#### DATA SUPPLIED:
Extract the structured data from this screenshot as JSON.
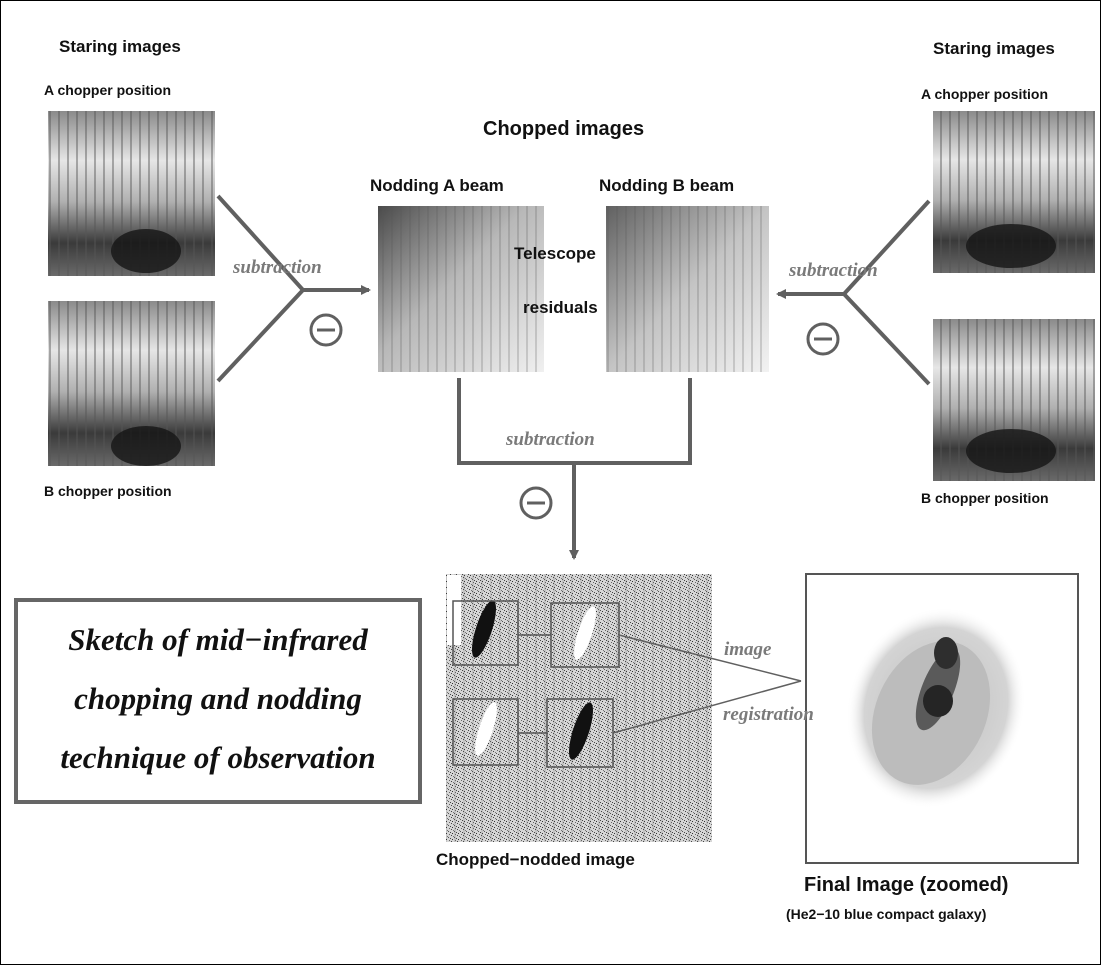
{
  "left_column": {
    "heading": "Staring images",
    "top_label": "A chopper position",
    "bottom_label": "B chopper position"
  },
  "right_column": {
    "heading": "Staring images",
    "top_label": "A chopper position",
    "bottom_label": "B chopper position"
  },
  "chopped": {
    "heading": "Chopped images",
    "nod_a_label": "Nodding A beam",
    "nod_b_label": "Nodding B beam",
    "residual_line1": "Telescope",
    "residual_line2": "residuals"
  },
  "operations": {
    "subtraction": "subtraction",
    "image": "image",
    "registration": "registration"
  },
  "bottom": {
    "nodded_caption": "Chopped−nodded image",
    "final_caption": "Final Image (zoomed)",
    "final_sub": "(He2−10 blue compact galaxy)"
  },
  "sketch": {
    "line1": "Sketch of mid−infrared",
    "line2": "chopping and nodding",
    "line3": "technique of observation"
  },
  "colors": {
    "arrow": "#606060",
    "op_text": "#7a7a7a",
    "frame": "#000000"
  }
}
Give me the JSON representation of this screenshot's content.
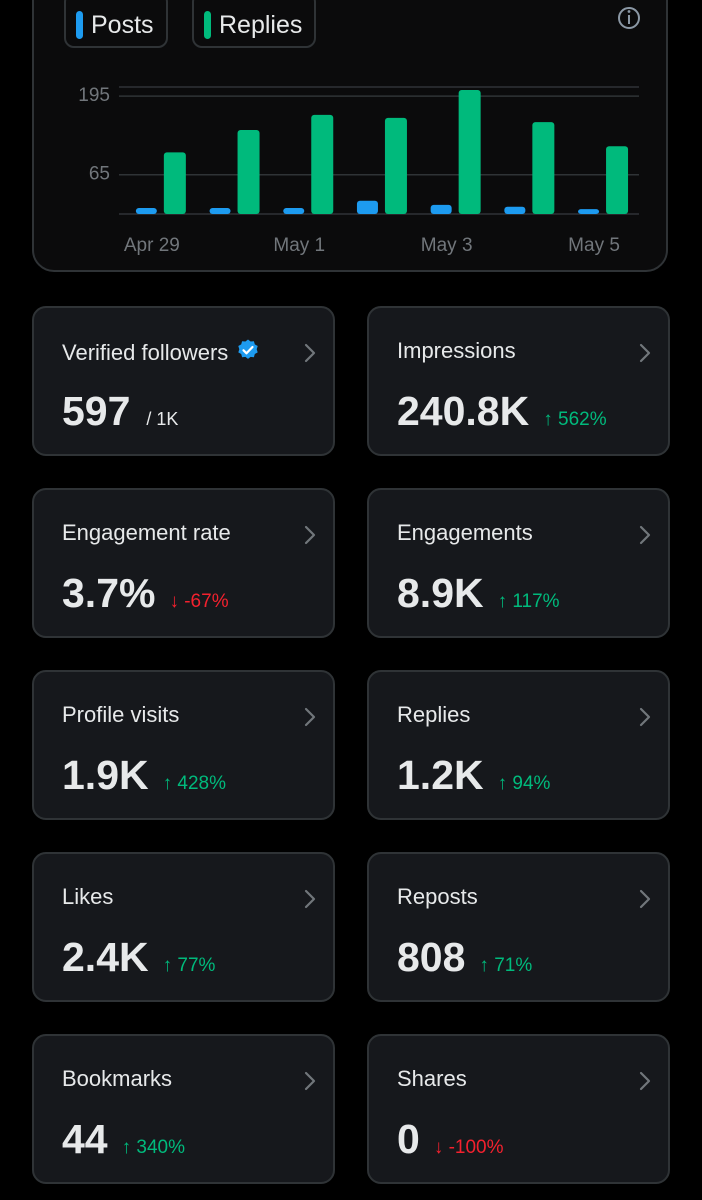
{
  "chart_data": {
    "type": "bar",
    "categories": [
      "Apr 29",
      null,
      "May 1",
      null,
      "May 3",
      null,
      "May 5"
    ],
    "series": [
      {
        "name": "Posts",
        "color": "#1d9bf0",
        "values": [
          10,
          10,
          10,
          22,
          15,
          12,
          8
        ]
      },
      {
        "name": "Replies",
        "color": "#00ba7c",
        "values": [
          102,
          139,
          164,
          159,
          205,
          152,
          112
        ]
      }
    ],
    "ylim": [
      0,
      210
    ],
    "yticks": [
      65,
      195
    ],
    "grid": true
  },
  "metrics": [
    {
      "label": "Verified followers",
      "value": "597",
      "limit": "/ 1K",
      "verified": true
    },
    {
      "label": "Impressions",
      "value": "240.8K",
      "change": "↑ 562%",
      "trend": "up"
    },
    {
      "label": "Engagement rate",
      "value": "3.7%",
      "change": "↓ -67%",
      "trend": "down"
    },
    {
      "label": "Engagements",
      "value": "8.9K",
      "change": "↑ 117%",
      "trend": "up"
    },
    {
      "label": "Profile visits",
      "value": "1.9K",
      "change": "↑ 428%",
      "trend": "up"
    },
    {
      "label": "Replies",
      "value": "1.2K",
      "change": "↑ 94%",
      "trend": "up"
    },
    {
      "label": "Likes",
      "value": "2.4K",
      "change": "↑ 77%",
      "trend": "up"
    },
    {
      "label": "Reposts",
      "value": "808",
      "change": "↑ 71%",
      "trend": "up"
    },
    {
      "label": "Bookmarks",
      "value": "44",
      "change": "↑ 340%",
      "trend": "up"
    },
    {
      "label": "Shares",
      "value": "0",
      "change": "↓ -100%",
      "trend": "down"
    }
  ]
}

#### STATED EXERCISE:
Return all lines containing "beam".

#### EXPECTED ANSWER:
    "nod_a_label": "Nodding A beam",
    "nod_b_label": "Nodding B beam",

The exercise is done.